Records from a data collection

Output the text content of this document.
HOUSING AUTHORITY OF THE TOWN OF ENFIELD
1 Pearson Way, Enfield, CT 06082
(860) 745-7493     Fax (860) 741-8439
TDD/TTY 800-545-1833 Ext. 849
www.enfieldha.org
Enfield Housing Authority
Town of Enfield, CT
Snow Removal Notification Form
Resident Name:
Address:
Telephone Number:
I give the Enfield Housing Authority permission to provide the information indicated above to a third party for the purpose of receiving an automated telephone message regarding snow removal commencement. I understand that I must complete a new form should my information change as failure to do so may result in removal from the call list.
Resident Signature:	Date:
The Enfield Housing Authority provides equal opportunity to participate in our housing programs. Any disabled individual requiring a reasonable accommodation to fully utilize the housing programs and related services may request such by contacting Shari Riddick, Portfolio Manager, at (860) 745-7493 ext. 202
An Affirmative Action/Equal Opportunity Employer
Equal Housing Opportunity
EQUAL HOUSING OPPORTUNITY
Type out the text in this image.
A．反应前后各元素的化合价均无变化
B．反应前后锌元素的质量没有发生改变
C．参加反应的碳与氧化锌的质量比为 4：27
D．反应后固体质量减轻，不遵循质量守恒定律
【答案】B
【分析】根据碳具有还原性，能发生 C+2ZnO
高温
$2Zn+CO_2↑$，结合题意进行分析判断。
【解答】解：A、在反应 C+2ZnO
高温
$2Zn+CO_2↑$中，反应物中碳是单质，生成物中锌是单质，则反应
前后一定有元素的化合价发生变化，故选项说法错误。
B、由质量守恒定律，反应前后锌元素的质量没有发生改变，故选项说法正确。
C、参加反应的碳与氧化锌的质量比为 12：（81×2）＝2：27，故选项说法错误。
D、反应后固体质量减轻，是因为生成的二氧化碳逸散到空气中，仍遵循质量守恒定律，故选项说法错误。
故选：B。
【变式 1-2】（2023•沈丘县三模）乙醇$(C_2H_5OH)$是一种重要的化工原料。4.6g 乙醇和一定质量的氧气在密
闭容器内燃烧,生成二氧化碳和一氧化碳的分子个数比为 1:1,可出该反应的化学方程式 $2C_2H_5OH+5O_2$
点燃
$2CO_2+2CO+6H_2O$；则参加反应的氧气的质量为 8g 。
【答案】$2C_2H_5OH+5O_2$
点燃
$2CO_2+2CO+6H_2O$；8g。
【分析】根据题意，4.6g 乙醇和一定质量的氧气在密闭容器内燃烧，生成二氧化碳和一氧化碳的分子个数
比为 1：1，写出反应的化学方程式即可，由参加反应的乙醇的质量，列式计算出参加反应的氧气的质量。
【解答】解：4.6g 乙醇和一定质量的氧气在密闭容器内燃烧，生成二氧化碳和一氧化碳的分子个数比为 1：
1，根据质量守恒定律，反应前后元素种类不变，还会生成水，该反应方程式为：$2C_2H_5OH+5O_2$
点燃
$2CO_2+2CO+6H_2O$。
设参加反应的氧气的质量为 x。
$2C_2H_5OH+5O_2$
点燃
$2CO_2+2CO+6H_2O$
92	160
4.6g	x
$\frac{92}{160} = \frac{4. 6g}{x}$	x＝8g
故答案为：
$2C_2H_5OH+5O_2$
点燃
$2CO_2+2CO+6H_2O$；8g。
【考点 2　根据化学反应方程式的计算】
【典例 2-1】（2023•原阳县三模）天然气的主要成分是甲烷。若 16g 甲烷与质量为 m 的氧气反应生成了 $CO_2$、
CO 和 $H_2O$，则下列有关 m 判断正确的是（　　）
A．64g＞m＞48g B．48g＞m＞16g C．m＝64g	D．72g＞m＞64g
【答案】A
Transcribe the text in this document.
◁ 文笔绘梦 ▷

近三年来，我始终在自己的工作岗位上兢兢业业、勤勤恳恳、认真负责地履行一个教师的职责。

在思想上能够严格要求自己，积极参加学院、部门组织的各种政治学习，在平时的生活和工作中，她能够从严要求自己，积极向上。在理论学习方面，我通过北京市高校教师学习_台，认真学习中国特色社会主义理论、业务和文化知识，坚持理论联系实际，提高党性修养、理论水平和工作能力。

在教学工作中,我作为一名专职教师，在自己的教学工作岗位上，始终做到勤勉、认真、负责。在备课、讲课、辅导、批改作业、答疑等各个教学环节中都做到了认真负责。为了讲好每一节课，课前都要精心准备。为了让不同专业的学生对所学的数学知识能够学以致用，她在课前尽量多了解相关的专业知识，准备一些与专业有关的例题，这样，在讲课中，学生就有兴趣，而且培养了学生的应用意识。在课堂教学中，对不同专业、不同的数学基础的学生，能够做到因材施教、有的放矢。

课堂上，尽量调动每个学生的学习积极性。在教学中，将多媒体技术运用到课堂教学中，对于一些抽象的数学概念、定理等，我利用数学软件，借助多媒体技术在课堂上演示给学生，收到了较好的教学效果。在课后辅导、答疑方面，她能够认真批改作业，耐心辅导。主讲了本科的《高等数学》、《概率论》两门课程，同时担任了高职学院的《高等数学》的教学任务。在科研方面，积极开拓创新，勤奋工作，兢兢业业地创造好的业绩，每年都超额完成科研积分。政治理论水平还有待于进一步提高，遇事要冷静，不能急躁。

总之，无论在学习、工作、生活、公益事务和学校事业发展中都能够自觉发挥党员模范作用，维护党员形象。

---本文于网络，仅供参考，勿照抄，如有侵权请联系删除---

• What is needed: Return each entry from the material above exactly as it appears.

• Task output:
Output the text content of this document.
HOUSING AUTHORITY OF THE TOWN OF ENFIELD
1 Pearson Way, Enfield, CT 06082
(860) 745-7493     Fax (860) 741-8439
TDD/TTY 800-545-1833 Ext. 849
www.enfieldha.org
Enfield Housing Authority
Town of Enfield, CT
Snow Removal Notification Form
Resident Name:
Address:
Telephone Number:
I give the Enfield Housing Authority permission to provide the information indicated above to a third party for the purpose of receiving an automated telephone message regarding snow removal commencement. I understand that I must complete a new form should my information change as failure to do so may result in removal from the call list.
Resident Signature:	Date:
The Enfield Housing Authority provides equal opportunity to participate in our housing programs. Any disabled individual requiring a reasonable accommodation to fully utilize the housing programs and related services may request such by contacting Shari Riddick, Portfolio Manager, at (860) 745-7493 ext. 202
An Affirmative Action/Equal Opportunity Employer
Equal Housing Opportunity
EQUAL HOUSING OPPORTUNITY
Type out the text in this image.
A．反应前后各元素的化合价均无变化
B．反应前后锌元素的质量没有发生改变
C．参加反应的碳与氧化锌的质量比为 4：27
D．反应后固体质量减轻，不遵循质量守恒定律
【答案】B
【分析】根据碳具有还原性，能发生 C+2ZnO
高温
$2Zn+CO_2↑$，结合题意进行分析判断。
【解答】解：A、在反应 C+2ZnO
高温
$2Zn+CO_2↑$中，反应物中碳是单质，生成物中锌是单质，则反应
前后一定有元素的化合价发生变化，故选项说法错误。
B、由质量守恒定律，反应前后锌元素的质量没有发生改变，故选项说法正确。
C、参加反应的碳与氧化锌的质量比为 12：（81×2）＝2：27，故选项说法错误。
D、反应后固体质量减轻，是因为生成的二氧化碳逸散到空气中，仍遵循质量守恒定律，故选项说法错误。
故选：B。
【变式 1-2】（2023•沈丘县三模）乙醇$(C_2H_5OH)$是一种重要的化工原料。4.6g 乙醇和一定质量的氧气在密
闭容器内燃烧,生成二氧化碳和一氧化碳的分子个数比为 1:1,可出该反应的化学方程式 $2C_2H_5OH+5O_2$
点燃
$2CO_2+2CO+6H_2O$；则参加反应的氧气的质量为 8g 。
【答案】$2C_2H_5OH+5O_2$
点燃
$2CO_2+2CO+6H_2O$；8g。
【分析】根据题意，4.6g 乙醇和一定质量的氧气在密闭容器内燃烧，生成二氧化碳和一氧化碳的分子个数
比为 1：1，写出反应的化学方程式即可，由参加反应的乙醇的质量，列式计算出参加反应的氧气的质量。
【解答】解：4.6g 乙醇和一定质量的氧气在密闭容器内燃烧，生成二氧化碳和一氧化碳的分子个数比为 1：
1，根据质量守恒定律，反应前后元素种类不变，还会生成水，该反应方程式为：$2C_2H_5OH+5O_2$
点燃
$2CO_2+2CO+6H_2O$。
设参加反应的氧气的质量为 x。
$2C_2H_5OH+5O_2$
点燃
$2CO_2+2CO+6H_2O$
92	160
4.6g	x
$\frac{92}{160} = \frac{4. 6g}{x}$	x＝8g
故答案为：
$2C_2H_5OH+5O_2$
点燃
$2CO_2+2CO+6H_2O$；8g。
【考点 2　根据化学反应方程式的计算】
【典例 2-1】（2023•原阳县三模）天然气的主要成分是甲烷。若 16g 甲烷与质量为 m 的氧气反应生成了 $CO_2$、
CO 和 $H_2O$，则下列有关 m 判断正确的是（　　）
A．64g＞m＞48g B．48g＞m＞16g C．m＝64g	D．72g＞m＞64g
【答案】A
Transcribe the text in this document.
◁ 文笔绘梦 ▷

近三年来，我始终在自己的工作岗位上兢兢业业、勤勤恳恳、认真负责地履行一个教师的职责。

在思想上能够严格要求自己，积极参加学院、部门组织的各种政治学习，在平时的生活和工作中，她能够从严要求自己，积极向上。在理论学习方面，我通过北京市高校教师学习_台，认真学习中国特色社会主义理论、业务和文化知识，坚持理论联系实际，提高党性修养、理论水平和工作能力。

在教学工作中,我作为一名专职教师，在自己的教学工作岗位上，始终做到勤勉、认真、负责。在备课、讲课、辅导、批改作业、答疑等各个教学环节中都做到了认真负责。为了讲好每一节课，课前都要精心准备。为了让不同专业的学生对所学的数学知识能够学以致用，她在课前尽量多了解相关的专业知识，准备一些与专业有关的例题，这样，在讲课中，学生就有兴趣，而且培养了学生的应用意识。在课堂教学中，对不同专业、不同的数学基础的学生，能够做到因材施教、有的放矢。

课堂上，尽量调动每个学生的学习积极性。在教学中，将多媒体技术运用到课堂教学中，对于一些抽象的数学概念、定理等，我利用数学软件，借助多媒体技术在课堂上演示给学生，收到了较好的教学效果。在课后辅导、答疑方面，她能够认真批改作业，耐心辅导。主讲了本科的《高等数学》、《概率论》两门课程，同时担任了高职学院的《高等数学》的教学任务。在科研方面，积极开拓创新，勤奋工作，兢兢业业地创造好的业绩，每年都超额完成科研积分。政治理论水平还有待于进一步提高，遇事要冷静，不能急躁。

总之，无论在学习、工作、生活、公益事务和学校事业发展中都能够自觉发挥党员模范作用，维护党员形象。

---本文于网络，仅供参考，勿照抄，如有侵权请联系删除---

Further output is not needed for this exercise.